- DESCRIPTION OF THE TASK
Copy out all of the material exactly as presented.

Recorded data

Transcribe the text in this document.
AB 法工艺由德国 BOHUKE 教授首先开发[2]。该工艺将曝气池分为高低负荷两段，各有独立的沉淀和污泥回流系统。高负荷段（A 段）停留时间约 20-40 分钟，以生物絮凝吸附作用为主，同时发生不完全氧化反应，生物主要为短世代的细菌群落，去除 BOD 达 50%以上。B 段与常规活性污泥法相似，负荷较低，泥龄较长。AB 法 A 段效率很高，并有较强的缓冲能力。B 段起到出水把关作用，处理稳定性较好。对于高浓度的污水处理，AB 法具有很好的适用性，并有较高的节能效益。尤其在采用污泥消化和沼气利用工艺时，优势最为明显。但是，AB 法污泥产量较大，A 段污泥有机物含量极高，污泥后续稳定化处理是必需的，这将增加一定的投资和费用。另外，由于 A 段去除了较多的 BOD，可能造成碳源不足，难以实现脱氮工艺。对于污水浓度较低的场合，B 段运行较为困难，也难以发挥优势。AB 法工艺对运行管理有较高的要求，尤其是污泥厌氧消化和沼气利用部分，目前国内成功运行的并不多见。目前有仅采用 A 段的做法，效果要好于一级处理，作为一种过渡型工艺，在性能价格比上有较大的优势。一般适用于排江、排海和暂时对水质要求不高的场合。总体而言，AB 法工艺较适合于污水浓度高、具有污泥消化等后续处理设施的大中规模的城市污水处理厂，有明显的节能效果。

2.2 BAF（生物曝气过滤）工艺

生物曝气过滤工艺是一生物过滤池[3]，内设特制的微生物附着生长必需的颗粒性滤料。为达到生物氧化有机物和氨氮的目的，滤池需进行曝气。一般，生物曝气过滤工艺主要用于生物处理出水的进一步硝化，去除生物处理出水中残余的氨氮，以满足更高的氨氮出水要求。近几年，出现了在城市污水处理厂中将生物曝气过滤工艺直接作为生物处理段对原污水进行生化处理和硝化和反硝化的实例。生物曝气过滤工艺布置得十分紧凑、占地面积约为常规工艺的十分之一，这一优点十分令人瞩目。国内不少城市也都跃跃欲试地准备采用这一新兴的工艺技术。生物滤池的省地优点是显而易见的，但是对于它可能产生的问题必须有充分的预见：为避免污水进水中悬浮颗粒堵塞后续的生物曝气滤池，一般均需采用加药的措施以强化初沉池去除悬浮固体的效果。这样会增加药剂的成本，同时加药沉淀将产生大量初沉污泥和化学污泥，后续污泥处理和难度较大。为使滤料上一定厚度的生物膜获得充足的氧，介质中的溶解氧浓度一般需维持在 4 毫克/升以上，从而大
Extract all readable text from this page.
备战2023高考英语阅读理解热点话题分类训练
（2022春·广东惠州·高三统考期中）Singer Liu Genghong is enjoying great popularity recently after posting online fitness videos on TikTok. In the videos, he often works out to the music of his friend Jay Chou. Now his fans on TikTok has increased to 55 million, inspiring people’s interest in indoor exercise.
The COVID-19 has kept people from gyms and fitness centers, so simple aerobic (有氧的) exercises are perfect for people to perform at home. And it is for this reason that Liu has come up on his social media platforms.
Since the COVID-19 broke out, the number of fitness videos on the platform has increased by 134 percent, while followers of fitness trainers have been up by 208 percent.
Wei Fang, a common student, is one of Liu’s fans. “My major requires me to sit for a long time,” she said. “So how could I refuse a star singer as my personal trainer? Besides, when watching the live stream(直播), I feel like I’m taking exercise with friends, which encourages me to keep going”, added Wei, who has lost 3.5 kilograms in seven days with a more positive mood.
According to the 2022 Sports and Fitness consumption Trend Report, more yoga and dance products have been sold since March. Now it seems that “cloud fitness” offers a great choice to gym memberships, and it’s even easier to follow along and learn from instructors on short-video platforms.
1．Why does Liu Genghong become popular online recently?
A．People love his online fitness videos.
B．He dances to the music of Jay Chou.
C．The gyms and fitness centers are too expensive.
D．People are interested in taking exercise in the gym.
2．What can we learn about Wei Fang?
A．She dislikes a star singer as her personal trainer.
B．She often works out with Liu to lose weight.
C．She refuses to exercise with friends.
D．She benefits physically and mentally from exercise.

- FINAL RESULT
Transcribe the text in this document.
AB 法工艺由德国 BOHUKE 教授首先开发[2]。该工艺将曝气池分为高低负荷两段，各有独立的沉淀和污泥回流系统。高负荷段（A 段）停留时间约 20-40 分钟，以生物絮凝吸附作用为主，同时发生不完全氧化反应，生物主要为短世代的细菌群落，去除 BOD 达 50%以上。B 段与常规活性污泥法相似，负荷较低，泥龄较长。AB 法 A 段效率很高，并有较强的缓冲能力。B 段起到出水把关作用，处理稳定性较好。对于高浓度的污水处理，AB 法具有很好的适用性，并有较高的节能效益。尤其在采用污泥消化和沼气利用工艺时，优势最为明显。但是，AB 法污泥产量较大，A 段污泥有机物含量极高，污泥后续稳定化处理是必需的，这将增加一定的投资和费用。另外，由于 A 段去除了较多的 BOD，可能造成碳源不足，难以实现脱氮工艺。对于污水浓度较低的场合，B 段运行较为困难，也难以发挥优势。AB 法工艺对运行管理有较高的要求，尤其是污泥厌氧消化和沼气利用部分，目前国内成功运行的并不多见。目前有仅采用 A 段的做法，效果要好于一级处理，作为一种过渡型工艺，在性能价格比上有较大的优势。一般适用于排江、排海和暂时对水质要求不高的场合。总体而言，AB 法工艺较适合于污水浓度高、具有污泥消化等后续处理设施的大中规模的城市污水处理厂，有明显的节能效果。

2.2 BAF（生物曝气过滤）工艺

生物曝气过滤工艺是一生物过滤池[3]，内设特制的微生物附着生长必需的颗粒性滤料。为达到生物氧化有机物和氨氮的目的，滤池需进行曝气。一般，生物曝气过滤工艺主要用于生物处理出水的进一步硝化，去除生物处理出水中残余的氨氮，以满足更高的氨氮出水要求。近几年，出现了在城市污水处理厂中将生物曝气过滤工艺直接作为生物处理段对原污水进行生化处理和硝化和反硝化的实例。生物曝气过滤工艺布置得十分紧凑、占地面积约为常规工艺的十分之一，这一优点十分令人瞩目。国内不少城市也都跃跃欲试地准备采用这一新兴的工艺技术。生物滤池的省地优点是显而易见的，但是对于它可能产生的问题必须有充分的预见：为避免污水进水中悬浮颗粒堵塞后续的生物曝气滤池，一般均需采用加药的措施以强化初沉池去除悬浮固体的效果。这样会增加药剂的成本，同时加药沉淀将产生大量初沉污泥和化学污泥，后续污泥处理和难度较大。为使滤料上一定厚度的生物膜获得充足的氧，介质中的溶解氧浓度一般需维持在 4 毫克/升以上，从而大
Extract all readable text from this page.
备战2023高考英语阅读理解热点话题分类训练
（2022春·广东惠州·高三统考期中）Singer Liu Genghong is enjoying great popularity recently after posting online fitness videos on TikTok. In the videos, he often works out to the music of his friend Jay Chou. Now his fans on TikTok has increased to 55 million, inspiring people’s interest in indoor exercise.
The COVID-19 has kept people from gyms and fitness centers, so simple aerobic (有氧的) exercises are perfect for people to perform at home. And it is for this reason that Liu has come up on his social media platforms.
Since the COVID-19 broke out, the number of fitness videos on the platform has increased by 134 percent, while followers of fitness trainers have been up by 208 percent.
Wei Fang, a common student, is one of Liu’s fans. “My major requires me to sit for a long time,” she said. “So how could I refuse a star singer as my personal trainer? Besides, when watching the live stream(直播), I feel like I’m taking exercise with friends, which encourages me to keep going”, added Wei, who has lost 3.5 kilograms in seven days with a more positive mood.
According to the 2022 Sports and Fitness consumption Trend Report, more yoga and dance products have been sold since March. Now it seems that “cloud fitness” offers a great choice to gym memberships, and it’s even easier to follow along and learn from instructors on short-video platforms.
1．Why does Liu Genghong become popular online recently?
A．People love his online fitness videos.
B．He dances to the music of Jay Chou.
C．The gyms and fitness centers are too expensive.
D．People are interested in taking exercise in the gym.
2．What can we learn about Wei Fang?
A．She dislikes a star singer as her personal trainer.
B．She often works out with Liu to lose weight.
C．She refuses to exercise with friends.
D．She benefits physically and mentally from exercise.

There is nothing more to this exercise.